[Records for processing start]
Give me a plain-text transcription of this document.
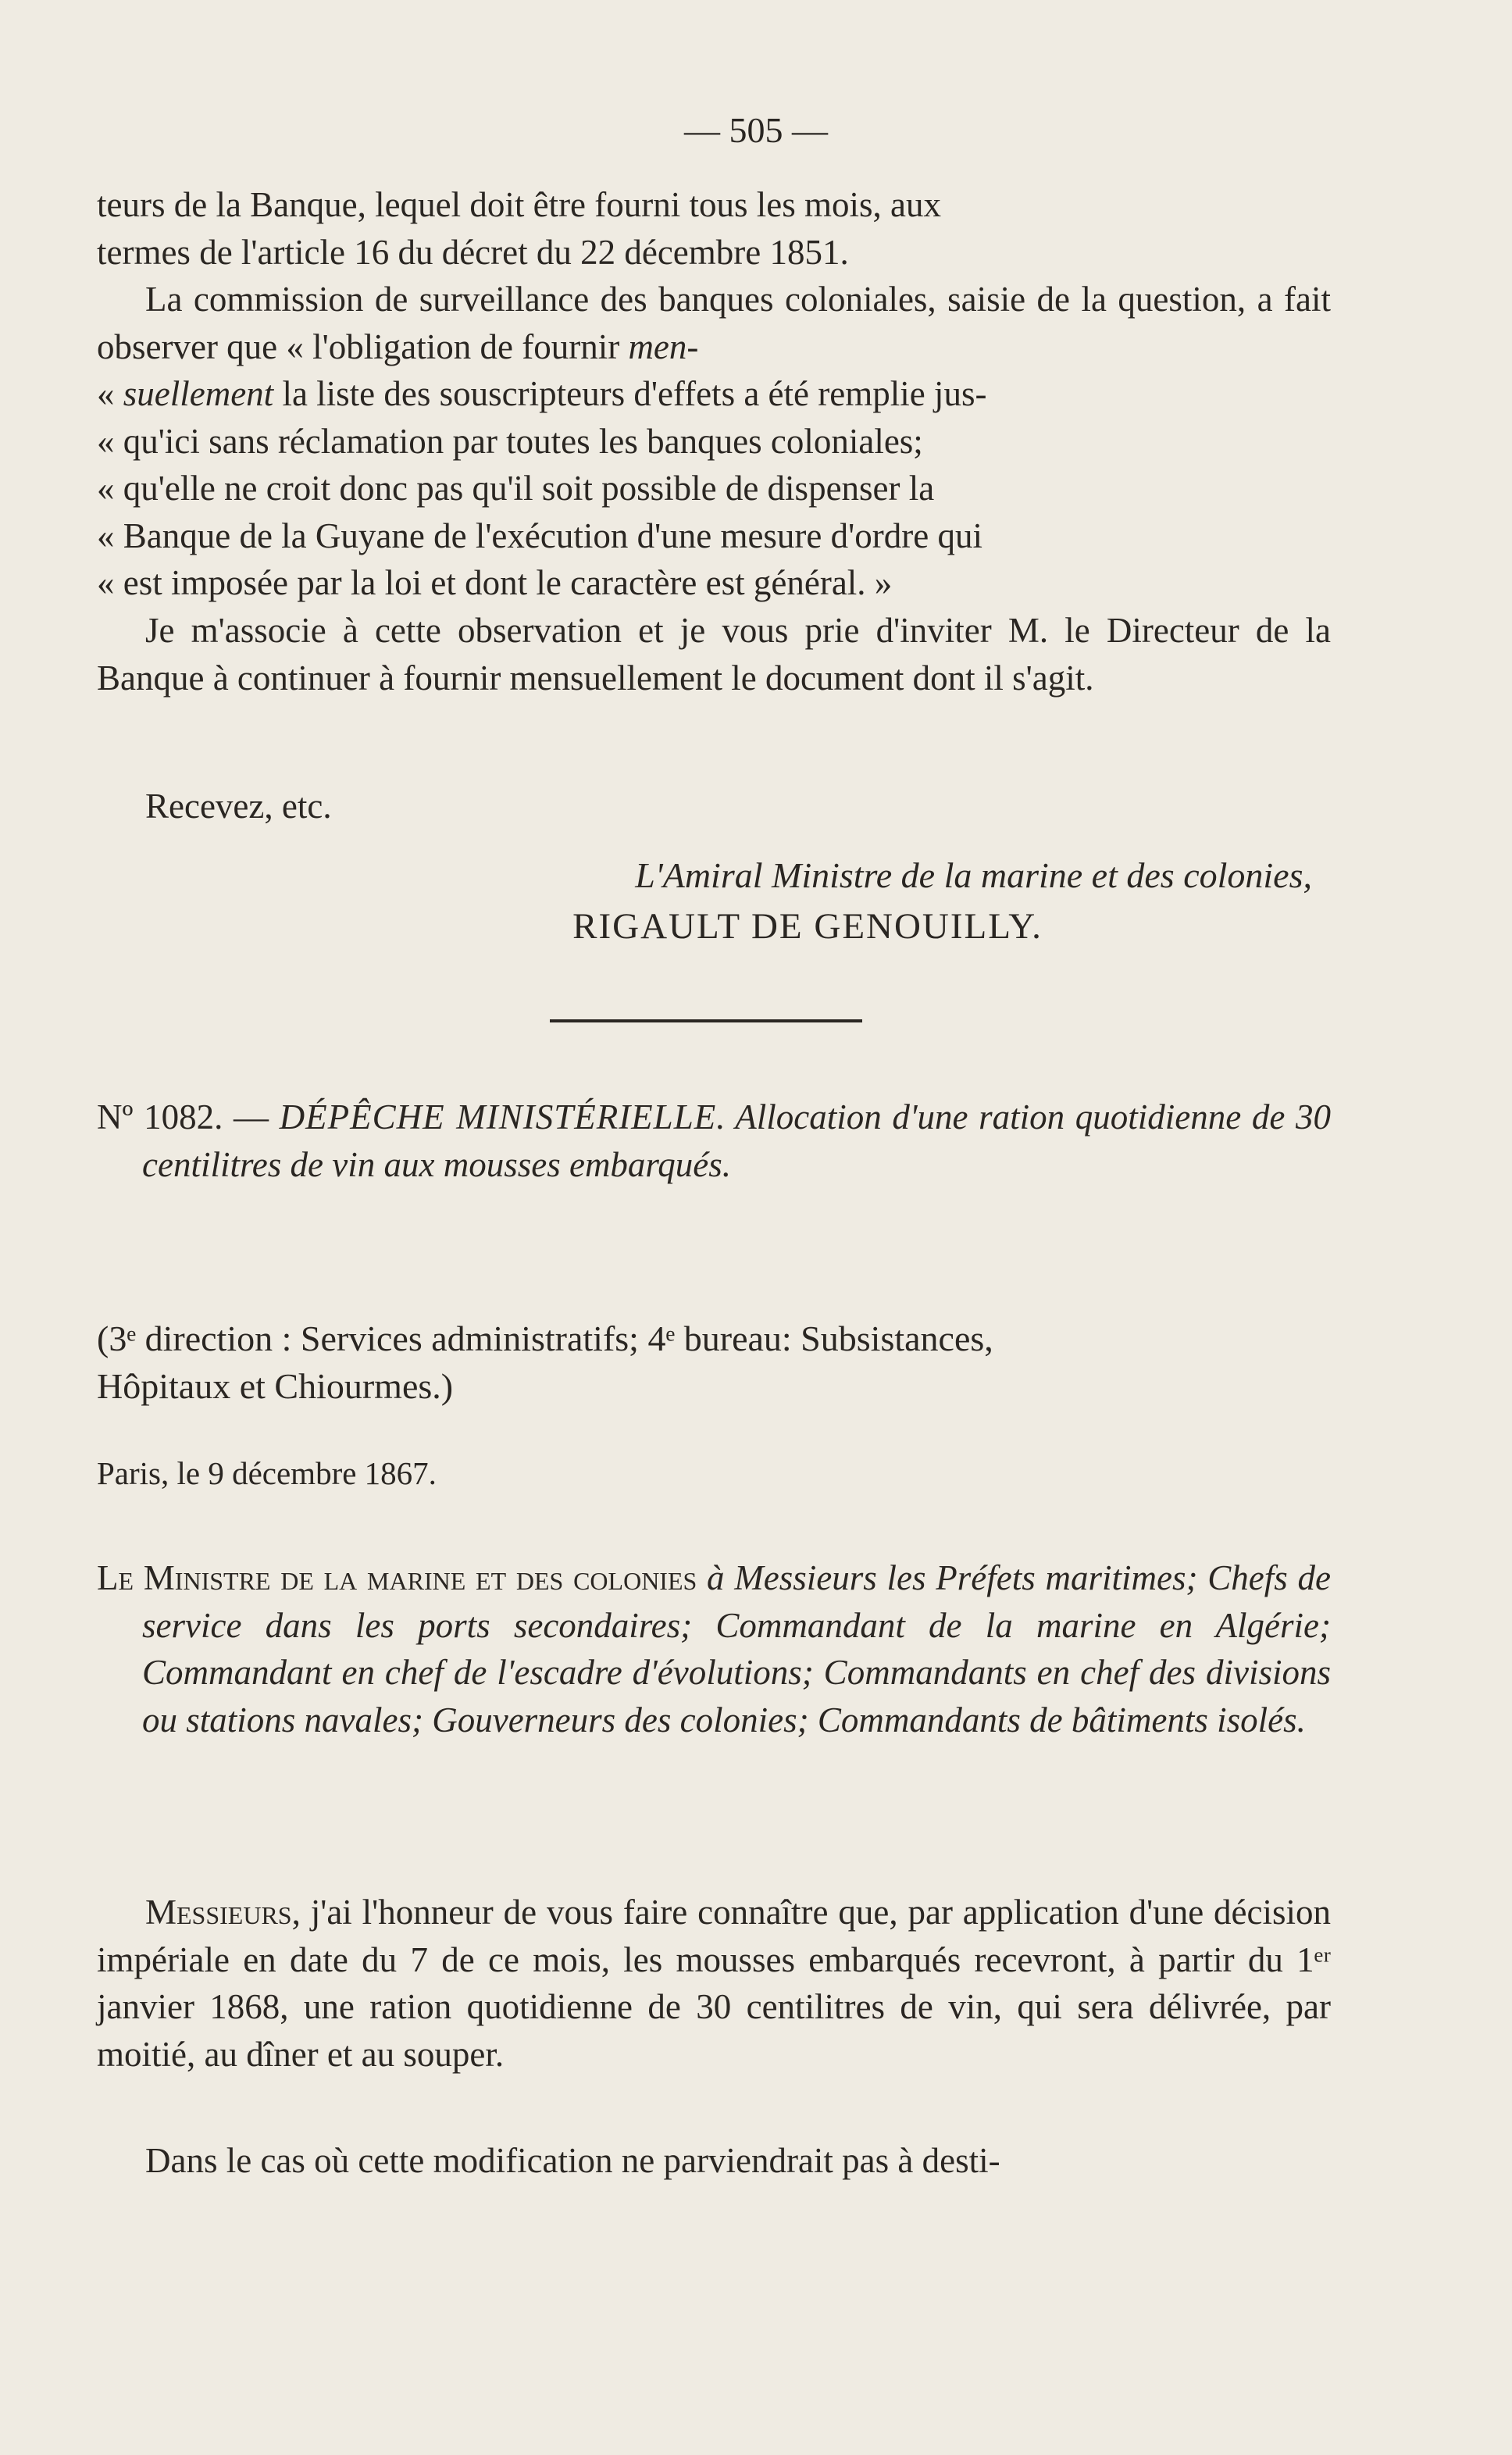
— 505 —

teurs de la Banque, lequel doit être fourni tous les mois, aux

termes de l'article 16 du décret du 22 décembre 1851.

La commission de surveillance des banques coloniales, saisie de la question, a fait observer que « l'obligation de fournir men-

« suellement la liste des souscripteurs d'effets a été remplie jus-

« qu'ici sans réclamation par toutes les banques coloniales;

« qu'elle ne croit donc pas qu'il soit possible de dispenser la

« Banque de la Guyane de l'exécution d'une mesure d'ordre qui

« est imposée par la loi et dont le caractère est général. »

Je m'associe à cette observation et je vous prie d'inviter M. le Directeur de la Banque à continuer à fournir mensuellement le document dont il s'agit.

Recevez, etc.

L'Amiral Ministre de la marine et des colonies,
RIGAULT DE GENOUILLY.

Nº 1082. — DÉPÊCHE MINISTÉRIELLE. Allocation d'une ration quotidienne de 30 centilitres de vin aux mousses embarqués.

(3ᵉ direction : Services administratifs; 4ᵉ bureau: Subsistances,

Hôpitaux et Chiourmes.)

Paris, le 9 décembre 1867.

Le Ministre de la marine et des colonies à Messieurs les Préfets maritimes; Chefs de service dans les ports secondaires; Commandant de la marine en Algérie; Commandant en chef de l'escadre d'évolutions; Commandants en chef des divisions ou stations navales; Gouverneurs des colonies; Commandants de bâtiments isolés.

Messieurs, j'ai l'honneur de vous faire connaître que, par application d'une décision impériale en date du 7 de ce mois, les mousses embarqués recevront, à partir du 1ᵉʳ janvier 1868, une ration quotidienne de 30 centilitres de vin, qui sera délivrée, par moitié, au dîner et au souper.

Dans le cas où cette modification ne parviendrait pas à desti-
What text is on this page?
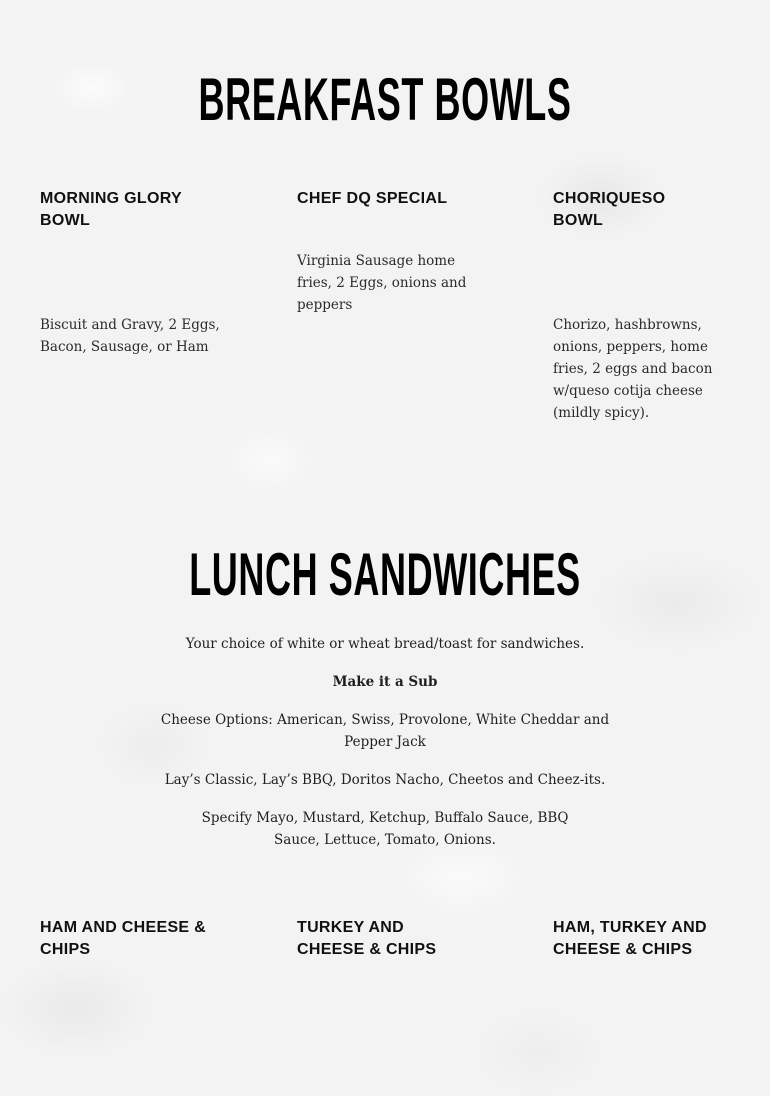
BREAKFAST BOWLS
MORNING GLORY BOWL
Biscuit and Gravy, 2 Eggs, Bacon, Sausage, or Ham
CHEF DQ SPECIAL
Virginia Sausage home fries, 2 Eggs, onions and peppers
CHORIQUESO BOWL
Chorizo, hashbrowns, onions, peppers, home fries, 2 eggs and bacon w/queso cotija cheese (mildly spicy).
LUNCH SANDWICHES
Your choice of white or wheat bread/toast for sandwiches.
Make it a Sub
Cheese Options: American, Swiss, Provolone, White Cheddar and Pepper Jack
Lay’s Classic, Lay’s BBQ, Doritos Nacho, Cheetos and Cheez-its.
Specify Mayo, Mustard, Ketchup, Buffalo Sauce, BBQ Sauce, Lettuce, Tomato, Onions.
HAM AND CHEESE & CHIPS
TURKEY AND CHEESE & CHIPS
HAM, TURKEY AND CHEESE & CHIPS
[Records for processing end]
*Task to carry out*
Count all lines of the data that include "Sausage". The answer is the number alone.

*Expected output*
2